Each line of the listing that contains the word "JSON" is to be copied.
═════ Record extracts ═════
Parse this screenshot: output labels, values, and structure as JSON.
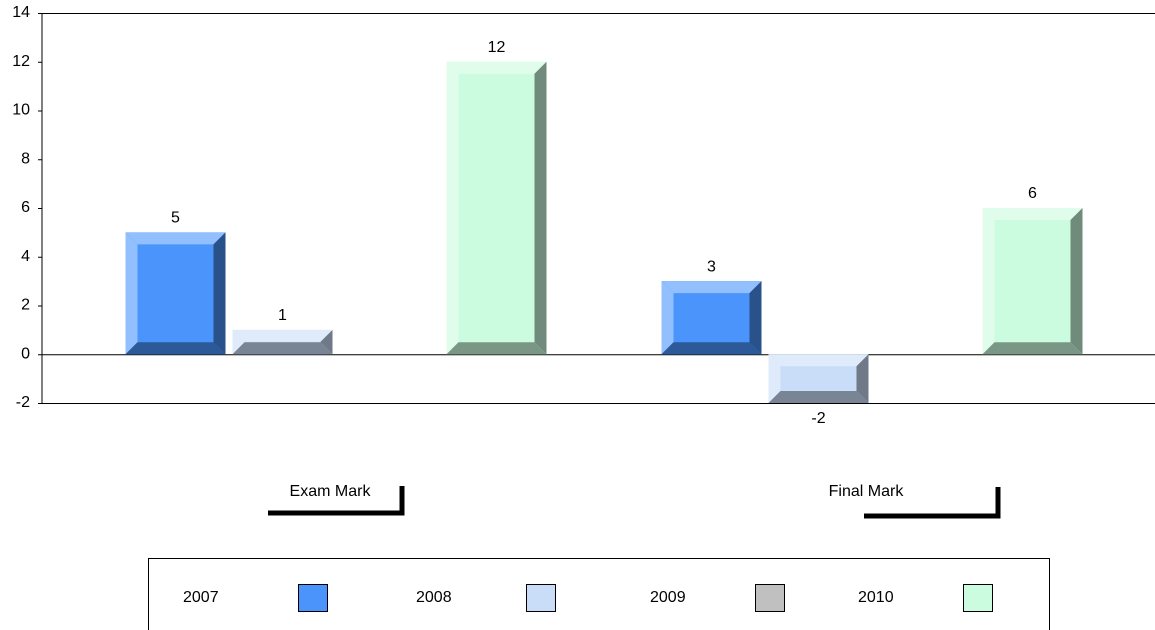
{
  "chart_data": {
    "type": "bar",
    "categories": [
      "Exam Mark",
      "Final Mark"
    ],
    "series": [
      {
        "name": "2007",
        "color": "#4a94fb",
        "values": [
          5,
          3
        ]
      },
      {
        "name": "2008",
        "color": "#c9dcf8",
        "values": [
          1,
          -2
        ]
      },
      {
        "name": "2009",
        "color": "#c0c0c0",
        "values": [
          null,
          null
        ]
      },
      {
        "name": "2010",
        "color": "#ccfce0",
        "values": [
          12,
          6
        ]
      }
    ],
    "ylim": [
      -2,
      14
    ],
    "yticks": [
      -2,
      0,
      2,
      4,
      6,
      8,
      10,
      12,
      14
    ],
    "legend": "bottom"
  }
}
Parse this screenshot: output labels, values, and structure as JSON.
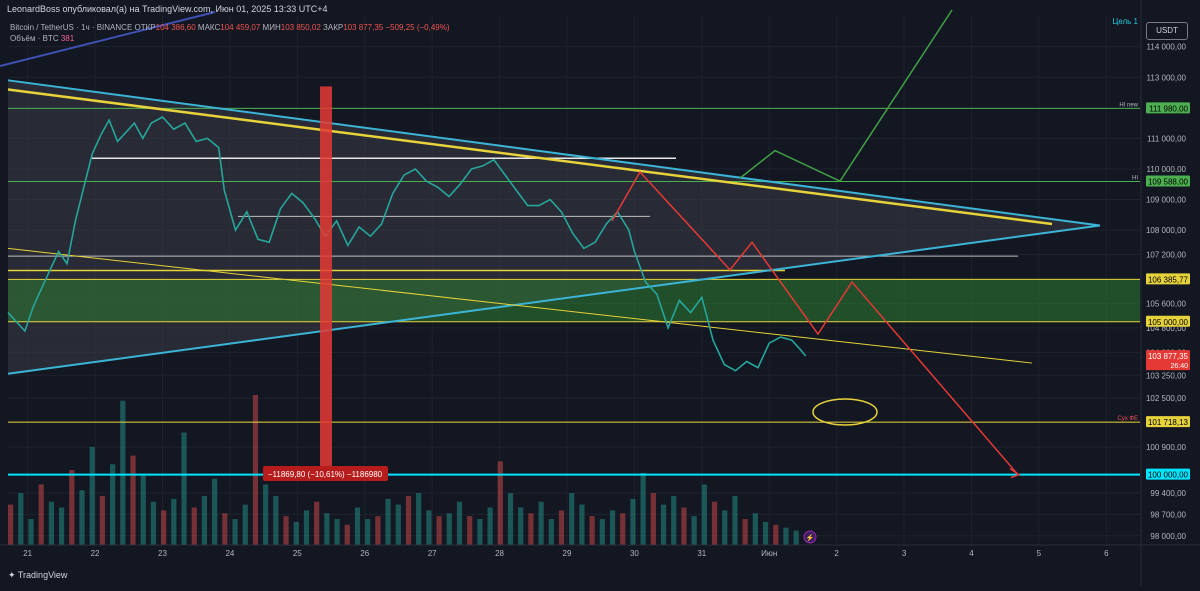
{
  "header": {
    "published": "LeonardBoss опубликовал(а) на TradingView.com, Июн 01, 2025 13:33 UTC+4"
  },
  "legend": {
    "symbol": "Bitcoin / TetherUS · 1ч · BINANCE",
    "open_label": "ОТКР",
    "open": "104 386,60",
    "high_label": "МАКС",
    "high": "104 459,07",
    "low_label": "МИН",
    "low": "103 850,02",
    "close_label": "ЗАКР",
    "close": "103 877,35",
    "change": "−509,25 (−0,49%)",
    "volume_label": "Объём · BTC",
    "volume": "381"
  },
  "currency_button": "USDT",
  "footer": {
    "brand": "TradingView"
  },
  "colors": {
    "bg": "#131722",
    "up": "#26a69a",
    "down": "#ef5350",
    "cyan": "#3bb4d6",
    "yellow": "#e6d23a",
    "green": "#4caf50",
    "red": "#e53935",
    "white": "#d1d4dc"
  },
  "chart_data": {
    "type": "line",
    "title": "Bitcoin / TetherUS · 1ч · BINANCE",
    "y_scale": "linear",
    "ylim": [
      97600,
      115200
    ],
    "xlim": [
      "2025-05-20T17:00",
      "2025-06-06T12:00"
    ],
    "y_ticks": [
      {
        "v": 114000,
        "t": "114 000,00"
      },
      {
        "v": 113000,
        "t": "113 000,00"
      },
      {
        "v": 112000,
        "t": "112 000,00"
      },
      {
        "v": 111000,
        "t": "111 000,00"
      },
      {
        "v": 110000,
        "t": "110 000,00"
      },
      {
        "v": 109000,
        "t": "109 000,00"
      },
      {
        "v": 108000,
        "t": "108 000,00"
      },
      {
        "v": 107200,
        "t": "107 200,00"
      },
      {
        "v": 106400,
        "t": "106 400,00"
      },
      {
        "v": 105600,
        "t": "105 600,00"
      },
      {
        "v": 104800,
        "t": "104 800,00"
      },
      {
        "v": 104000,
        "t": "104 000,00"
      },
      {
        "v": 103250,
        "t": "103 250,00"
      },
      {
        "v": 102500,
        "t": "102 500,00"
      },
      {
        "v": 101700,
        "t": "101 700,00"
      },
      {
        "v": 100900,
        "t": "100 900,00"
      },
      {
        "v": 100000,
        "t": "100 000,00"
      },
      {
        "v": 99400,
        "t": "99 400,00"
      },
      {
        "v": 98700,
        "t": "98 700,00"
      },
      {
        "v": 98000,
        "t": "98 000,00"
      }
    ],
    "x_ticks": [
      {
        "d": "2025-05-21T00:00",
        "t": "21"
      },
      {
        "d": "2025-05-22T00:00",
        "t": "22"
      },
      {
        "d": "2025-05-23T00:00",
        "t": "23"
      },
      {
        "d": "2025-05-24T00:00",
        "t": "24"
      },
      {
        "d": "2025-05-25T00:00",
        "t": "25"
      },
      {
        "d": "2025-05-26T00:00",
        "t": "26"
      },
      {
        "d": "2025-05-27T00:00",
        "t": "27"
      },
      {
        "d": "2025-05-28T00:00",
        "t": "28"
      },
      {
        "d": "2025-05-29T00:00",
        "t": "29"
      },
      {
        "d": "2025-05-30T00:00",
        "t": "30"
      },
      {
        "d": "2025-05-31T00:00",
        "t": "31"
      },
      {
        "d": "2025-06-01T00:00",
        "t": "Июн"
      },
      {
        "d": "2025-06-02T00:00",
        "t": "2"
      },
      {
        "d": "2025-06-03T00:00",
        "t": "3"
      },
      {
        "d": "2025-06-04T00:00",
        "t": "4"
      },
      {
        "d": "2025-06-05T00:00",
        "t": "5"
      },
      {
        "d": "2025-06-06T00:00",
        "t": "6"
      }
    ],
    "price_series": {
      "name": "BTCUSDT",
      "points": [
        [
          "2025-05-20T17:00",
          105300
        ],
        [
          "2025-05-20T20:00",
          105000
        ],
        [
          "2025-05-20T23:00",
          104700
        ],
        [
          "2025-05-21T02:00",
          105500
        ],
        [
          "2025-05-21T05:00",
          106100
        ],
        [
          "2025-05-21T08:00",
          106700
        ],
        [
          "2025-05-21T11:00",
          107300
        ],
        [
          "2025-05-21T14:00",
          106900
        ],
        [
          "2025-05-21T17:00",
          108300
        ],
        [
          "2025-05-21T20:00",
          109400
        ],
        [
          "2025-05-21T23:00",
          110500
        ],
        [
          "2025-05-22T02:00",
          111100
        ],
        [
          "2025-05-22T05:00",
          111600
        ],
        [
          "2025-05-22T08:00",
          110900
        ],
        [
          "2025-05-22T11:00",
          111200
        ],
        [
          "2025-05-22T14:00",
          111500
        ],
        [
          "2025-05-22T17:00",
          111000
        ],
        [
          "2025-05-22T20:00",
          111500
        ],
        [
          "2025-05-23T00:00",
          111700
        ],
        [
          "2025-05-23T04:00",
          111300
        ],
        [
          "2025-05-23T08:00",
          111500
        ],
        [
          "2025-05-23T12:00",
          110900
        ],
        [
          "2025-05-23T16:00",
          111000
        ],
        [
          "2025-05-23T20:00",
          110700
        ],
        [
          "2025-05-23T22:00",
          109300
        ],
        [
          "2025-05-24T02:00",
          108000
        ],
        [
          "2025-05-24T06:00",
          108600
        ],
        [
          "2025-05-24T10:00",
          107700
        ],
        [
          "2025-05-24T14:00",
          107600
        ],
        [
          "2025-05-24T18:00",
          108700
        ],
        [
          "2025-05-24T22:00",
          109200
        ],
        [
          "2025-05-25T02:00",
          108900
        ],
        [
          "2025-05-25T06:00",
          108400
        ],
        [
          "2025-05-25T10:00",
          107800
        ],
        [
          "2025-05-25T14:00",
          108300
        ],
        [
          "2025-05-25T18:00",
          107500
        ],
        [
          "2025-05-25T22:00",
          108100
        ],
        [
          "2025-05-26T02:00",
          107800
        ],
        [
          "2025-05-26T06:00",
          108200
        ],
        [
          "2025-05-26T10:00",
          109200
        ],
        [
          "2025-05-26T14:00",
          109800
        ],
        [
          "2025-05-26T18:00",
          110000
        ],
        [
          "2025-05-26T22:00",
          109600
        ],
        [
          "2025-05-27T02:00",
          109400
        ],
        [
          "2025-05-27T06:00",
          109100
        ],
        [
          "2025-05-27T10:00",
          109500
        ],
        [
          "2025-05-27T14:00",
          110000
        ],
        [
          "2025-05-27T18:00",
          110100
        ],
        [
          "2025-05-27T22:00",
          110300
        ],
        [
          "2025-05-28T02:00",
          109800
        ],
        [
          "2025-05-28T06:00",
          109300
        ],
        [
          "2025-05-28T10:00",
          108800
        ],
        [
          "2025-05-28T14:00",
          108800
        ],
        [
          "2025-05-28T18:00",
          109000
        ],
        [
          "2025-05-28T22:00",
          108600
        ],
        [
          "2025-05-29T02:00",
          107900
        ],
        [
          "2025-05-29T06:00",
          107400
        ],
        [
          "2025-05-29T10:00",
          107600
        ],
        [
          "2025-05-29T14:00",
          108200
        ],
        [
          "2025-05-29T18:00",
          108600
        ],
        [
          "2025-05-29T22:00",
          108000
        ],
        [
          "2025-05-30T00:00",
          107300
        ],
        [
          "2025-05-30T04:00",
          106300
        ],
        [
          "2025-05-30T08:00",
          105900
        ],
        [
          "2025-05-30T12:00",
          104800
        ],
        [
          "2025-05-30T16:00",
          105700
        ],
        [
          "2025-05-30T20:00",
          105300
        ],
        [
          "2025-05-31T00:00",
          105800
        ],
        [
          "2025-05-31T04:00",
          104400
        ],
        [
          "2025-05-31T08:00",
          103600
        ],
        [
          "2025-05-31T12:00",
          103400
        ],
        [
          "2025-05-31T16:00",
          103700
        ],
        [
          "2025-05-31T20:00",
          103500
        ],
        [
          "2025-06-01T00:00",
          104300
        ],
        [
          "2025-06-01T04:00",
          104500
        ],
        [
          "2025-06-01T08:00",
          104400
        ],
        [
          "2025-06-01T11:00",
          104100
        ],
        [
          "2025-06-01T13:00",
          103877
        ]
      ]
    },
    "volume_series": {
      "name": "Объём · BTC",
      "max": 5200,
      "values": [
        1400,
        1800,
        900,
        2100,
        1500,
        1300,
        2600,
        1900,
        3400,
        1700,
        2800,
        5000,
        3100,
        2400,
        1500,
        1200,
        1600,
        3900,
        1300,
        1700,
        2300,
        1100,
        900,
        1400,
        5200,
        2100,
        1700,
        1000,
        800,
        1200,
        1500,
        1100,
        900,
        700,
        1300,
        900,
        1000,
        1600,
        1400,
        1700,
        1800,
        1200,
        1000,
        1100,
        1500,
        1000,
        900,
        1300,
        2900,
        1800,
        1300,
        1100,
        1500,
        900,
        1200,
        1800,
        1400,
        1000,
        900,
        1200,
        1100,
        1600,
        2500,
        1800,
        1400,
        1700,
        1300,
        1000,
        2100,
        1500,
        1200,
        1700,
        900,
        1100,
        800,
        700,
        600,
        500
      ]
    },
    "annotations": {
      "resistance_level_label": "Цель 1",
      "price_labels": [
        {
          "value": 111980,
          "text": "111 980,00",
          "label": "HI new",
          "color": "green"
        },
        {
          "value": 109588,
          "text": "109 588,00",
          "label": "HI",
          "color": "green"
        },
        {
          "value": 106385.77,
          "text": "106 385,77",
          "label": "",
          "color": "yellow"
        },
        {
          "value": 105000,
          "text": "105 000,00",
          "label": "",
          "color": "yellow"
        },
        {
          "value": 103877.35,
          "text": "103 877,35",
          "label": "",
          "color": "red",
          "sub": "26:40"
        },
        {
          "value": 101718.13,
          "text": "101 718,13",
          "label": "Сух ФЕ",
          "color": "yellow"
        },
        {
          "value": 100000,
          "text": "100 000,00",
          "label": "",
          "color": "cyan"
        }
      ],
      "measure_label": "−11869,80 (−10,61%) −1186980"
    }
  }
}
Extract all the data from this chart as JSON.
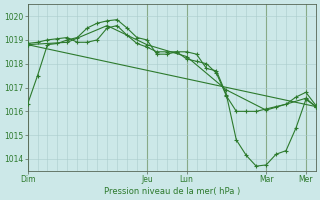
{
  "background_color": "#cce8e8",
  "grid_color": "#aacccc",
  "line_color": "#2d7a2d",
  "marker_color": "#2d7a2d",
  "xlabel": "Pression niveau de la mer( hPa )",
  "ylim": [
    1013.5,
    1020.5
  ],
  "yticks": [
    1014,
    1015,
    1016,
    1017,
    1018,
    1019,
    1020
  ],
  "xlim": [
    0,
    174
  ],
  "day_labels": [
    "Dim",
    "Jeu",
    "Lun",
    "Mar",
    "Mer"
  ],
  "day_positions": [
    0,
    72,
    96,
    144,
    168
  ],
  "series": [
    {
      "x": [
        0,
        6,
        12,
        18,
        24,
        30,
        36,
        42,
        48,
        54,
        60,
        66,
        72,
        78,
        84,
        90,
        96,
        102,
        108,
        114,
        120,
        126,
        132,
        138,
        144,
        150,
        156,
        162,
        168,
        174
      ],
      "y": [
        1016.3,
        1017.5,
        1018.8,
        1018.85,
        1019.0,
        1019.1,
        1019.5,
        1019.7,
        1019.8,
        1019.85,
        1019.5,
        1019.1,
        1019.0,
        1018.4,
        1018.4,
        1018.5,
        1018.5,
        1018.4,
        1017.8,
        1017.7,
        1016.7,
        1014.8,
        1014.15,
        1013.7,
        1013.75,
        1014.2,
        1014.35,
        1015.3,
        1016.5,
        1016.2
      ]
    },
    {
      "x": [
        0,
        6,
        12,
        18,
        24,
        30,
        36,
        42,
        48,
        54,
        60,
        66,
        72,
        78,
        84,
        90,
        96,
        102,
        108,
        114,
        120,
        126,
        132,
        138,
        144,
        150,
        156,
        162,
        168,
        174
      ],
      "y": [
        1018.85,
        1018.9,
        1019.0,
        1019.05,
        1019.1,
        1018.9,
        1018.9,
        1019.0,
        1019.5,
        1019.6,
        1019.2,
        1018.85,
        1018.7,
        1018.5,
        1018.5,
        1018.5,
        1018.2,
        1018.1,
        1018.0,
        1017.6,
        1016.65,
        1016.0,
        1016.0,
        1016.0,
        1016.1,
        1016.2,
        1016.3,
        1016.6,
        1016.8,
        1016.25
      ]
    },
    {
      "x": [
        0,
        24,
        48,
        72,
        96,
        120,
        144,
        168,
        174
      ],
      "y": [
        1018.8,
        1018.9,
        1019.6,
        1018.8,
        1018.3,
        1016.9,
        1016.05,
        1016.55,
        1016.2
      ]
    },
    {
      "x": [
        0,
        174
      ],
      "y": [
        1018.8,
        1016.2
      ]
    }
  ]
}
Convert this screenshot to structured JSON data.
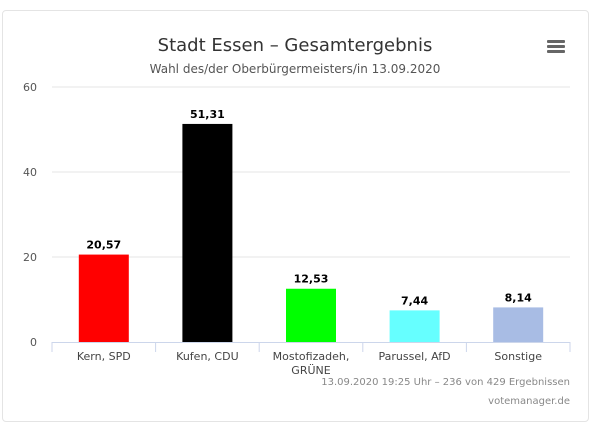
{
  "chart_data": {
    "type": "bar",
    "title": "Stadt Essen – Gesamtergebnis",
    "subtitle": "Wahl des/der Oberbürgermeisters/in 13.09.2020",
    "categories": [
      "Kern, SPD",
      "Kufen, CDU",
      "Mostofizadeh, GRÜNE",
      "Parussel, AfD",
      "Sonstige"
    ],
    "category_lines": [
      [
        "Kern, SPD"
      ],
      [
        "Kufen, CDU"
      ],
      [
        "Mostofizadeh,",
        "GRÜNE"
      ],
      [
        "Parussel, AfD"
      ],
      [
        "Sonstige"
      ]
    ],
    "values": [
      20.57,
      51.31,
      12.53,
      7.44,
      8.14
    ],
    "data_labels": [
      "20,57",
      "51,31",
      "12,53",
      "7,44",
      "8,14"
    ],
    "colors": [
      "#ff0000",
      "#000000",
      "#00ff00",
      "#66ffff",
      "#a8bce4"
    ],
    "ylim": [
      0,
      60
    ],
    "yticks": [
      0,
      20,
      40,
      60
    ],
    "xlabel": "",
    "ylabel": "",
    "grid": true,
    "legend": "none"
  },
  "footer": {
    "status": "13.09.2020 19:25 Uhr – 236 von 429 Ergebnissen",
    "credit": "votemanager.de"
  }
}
═════
• Task answer
Parse this screenshot: output labels, values, and structure as JSON.
Parse this screenshot: output labels, values, and structure as JSON.
Extract all the data from this chart as JSON.
Convert this screenshot to structured JSON data.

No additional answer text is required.